**Your goal**
Type out all the records word for word. Any pictures are to be left out.

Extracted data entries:
# # # # # # #

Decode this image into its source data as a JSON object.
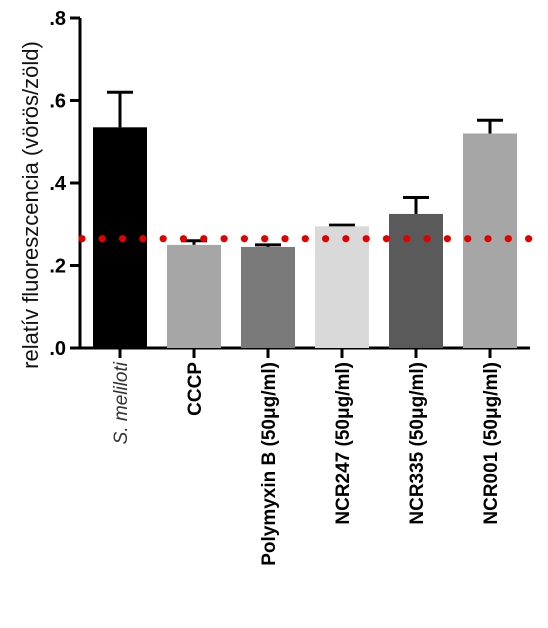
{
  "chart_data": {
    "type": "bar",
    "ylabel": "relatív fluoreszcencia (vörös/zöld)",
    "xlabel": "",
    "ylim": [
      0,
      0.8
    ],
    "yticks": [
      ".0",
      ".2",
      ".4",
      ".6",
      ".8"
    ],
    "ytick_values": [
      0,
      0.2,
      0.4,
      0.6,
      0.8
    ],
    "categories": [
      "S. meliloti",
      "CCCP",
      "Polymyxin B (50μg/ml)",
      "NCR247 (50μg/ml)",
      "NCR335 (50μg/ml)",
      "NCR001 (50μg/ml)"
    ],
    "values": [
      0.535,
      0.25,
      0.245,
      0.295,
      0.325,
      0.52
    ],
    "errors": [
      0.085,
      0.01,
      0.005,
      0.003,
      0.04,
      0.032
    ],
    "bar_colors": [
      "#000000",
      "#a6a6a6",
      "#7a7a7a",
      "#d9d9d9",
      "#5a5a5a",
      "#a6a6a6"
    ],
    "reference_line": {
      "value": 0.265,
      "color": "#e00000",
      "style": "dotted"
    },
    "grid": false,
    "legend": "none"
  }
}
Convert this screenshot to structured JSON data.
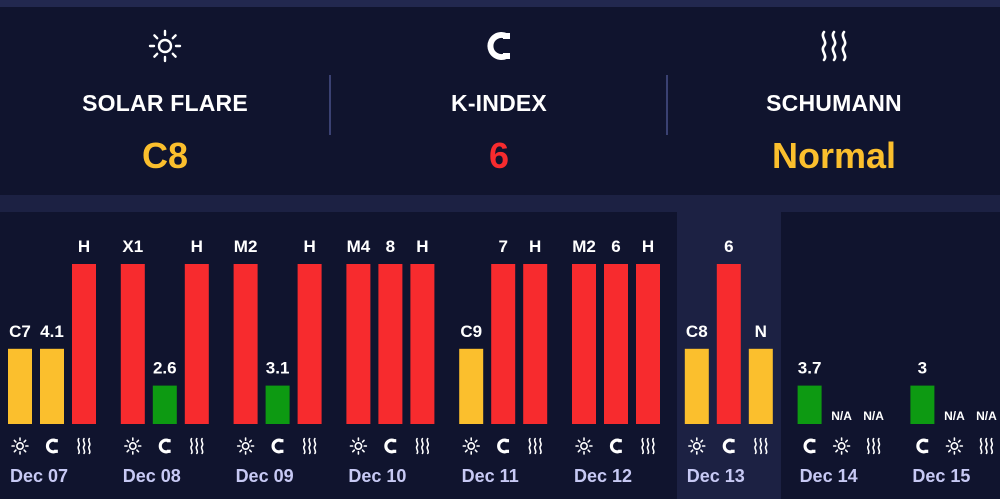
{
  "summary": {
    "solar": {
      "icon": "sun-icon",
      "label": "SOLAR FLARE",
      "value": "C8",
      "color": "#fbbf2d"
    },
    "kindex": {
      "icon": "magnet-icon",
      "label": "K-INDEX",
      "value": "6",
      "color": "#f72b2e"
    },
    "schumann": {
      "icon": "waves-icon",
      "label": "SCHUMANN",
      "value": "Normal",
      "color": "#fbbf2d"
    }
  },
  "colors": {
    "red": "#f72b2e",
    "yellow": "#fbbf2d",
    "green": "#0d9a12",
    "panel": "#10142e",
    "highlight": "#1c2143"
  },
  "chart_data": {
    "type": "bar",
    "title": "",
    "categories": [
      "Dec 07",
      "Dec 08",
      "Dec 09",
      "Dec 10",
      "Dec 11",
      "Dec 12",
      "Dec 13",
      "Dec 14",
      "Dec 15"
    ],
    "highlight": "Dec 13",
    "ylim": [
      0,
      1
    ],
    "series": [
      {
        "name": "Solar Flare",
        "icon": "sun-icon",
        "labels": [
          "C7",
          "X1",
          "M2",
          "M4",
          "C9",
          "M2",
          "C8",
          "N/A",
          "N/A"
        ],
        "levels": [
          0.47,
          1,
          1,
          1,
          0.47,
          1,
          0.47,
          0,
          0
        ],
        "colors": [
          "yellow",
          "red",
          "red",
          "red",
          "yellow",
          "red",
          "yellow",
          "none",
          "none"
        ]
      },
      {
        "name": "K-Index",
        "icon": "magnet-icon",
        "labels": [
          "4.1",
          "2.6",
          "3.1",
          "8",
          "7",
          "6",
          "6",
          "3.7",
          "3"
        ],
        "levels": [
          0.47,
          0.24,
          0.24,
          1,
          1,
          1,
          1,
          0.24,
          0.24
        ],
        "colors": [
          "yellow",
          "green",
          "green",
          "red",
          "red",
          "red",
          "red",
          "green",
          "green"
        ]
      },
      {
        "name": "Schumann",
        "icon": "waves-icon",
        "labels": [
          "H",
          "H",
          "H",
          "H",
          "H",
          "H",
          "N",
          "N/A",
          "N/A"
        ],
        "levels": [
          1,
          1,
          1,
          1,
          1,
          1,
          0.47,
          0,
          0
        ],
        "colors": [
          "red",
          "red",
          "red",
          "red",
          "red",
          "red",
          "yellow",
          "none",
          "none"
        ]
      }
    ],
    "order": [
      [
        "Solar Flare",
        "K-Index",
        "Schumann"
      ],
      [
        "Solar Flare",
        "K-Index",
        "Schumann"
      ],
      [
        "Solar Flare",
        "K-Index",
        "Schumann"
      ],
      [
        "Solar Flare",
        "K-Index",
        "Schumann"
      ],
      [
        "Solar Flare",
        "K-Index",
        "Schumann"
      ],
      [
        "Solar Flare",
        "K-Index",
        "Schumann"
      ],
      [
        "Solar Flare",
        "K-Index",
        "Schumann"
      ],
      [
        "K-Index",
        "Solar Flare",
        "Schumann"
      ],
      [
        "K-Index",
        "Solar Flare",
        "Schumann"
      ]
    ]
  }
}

# # # # # # #

**Exercise response**
Decode this image into its source data as a JSON object.
{
  "chart_data": {
    "type": "bar",
    "ylabel": "relatív fluoreszcencia (vörös/zöld)",
    "xlabel": "",
    "ylim": [
      0,
      0.8
    ],
    "yticks": [
      ".0",
      ".2",
      ".4",
      ".6",
      ".8"
    ],
    "ytick_values": [
      0,
      0.2,
      0.4,
      0.6,
      0.8
    ],
    "categories": [
      "S. meliloti",
      "CCCP",
      "Polymyxin B (50μg/ml)",
      "NCR247 (50μg/ml)",
      "NCR335 (50μg/ml)",
      "NCR001 (50μg/ml)"
    ],
    "values": [
      0.535,
      0.25,
      0.245,
      0.295,
      0.325,
      0.52
    ],
    "errors": [
      0.085,
      0.01,
      0.005,
      0.003,
      0.04,
      0.032
    ],
    "bar_colors": [
      "#000000",
      "#a6a6a6",
      "#7a7a7a",
      "#d9d9d9",
      "#5a5a5a",
      "#a6a6a6"
    ],
    "reference_line": {
      "value": 0.265,
      "color": "#e00000",
      "style": "dotted"
    },
    "grid": false,
    "legend": "none"
  }
}
Convert this screenshot to structured JSON data.
{
  "summary": {
    "solar": {
      "icon": "sun-icon",
      "label": "SOLAR FLARE",
      "value": "C8",
      "color": "#fbbf2d"
    },
    "kindex": {
      "icon": "magnet-icon",
      "label": "K-INDEX",
      "value": "6",
      "color": "#f72b2e"
    },
    "schumann": {
      "icon": "waves-icon",
      "label": "SCHUMANN",
      "value": "Normal",
      "color": "#fbbf2d"
    }
  },
  "colors": {
    "red": "#f72b2e",
    "yellow": "#fbbf2d",
    "green": "#0d9a12",
    "panel": "#10142e",
    "highlight": "#1c2143"
  },
  "chart_data": {
    "type": "bar",
    "title": "",
    "categories": [
      "Dec 07",
      "Dec 08",
      "Dec 09",
      "Dec 10",
      "Dec 11",
      "Dec 12",
      "Dec 13",
      "Dec 14",
      "Dec 15"
    ],
    "highlight": "Dec 13",
    "ylim": [
      0,
      1
    ],
    "series": [
      {
        "name": "Solar Flare",
        "icon": "sun-icon",
        "labels": [
          "C7",
          "X1",
          "M2",
          "M4",
          "C9",
          "M2",
          "C8",
          "N/A",
          "N/A"
        ],
        "levels": [
          0.47,
          1,
          1,
          1,
          0.47,
          1,
          0.47,
          0,
          0
        ],
        "colors": [
          "yellow",
          "red",
          "red",
          "red",
          "yellow",
          "red",
          "yellow",
          "none",
          "none"
        ]
      },
      {
        "name": "K-Index",
        "icon": "magnet-icon",
        "labels": [
          "4.1",
          "2.6",
          "3.1",
          "8",
          "7",
          "6",
          "6",
          "3.7",
          "3"
        ],
        "levels": [
          0.47,
          0.24,
          0.24,
          1,
          1,
          1,
          1,
          0.24,
          0.24
        ],
        "colors": [
          "yellow",
          "green",
          "green",
          "red",
          "red",
          "red",
          "red",
          "green",
          "green"
        ]
      },
      {
        "name": "Schumann",
        "icon": "waves-icon",
        "labels": [
          "H",
          "H",
          "H",
          "H",
          "H",
          "H",
          "N",
          "N/A",
          "N/A"
        ],
        "levels": [
          1,
          1,
          1,
          1,
          1,
          1,
          0.47,
          0,
          0
        ],
        "colors": [
          "red",
          "red",
          "red",
          "red",
          "red",
          "red",
          "yellow",
          "none",
          "none"
        ]
      }
    ],
    "order": [
      [
        "Solar Flare",
        "K-Index",
        "Schumann"
      ],
      [
        "Solar Flare",
        "K-Index",
        "Schumann"
      ],
      [
        "Solar Flare",
        "K-Index",
        "Schumann"
      ],
      [
        "Solar Flare",
        "K-Index",
        "Schumann"
      ],
      [
        "Solar Flare",
        "K-Index",
        "Schumann"
      ],
      [
        "Solar Flare",
        "K-Index",
        "Schumann"
      ],
      [
        "Solar Flare",
        "K-Index",
        "Schumann"
      ],
      [
        "K-Index",
        "Solar Flare",
        "Schumann"
      ],
      [
        "K-Index",
        "Solar Flare",
        "Schumann"
      ]
    ]
  }
}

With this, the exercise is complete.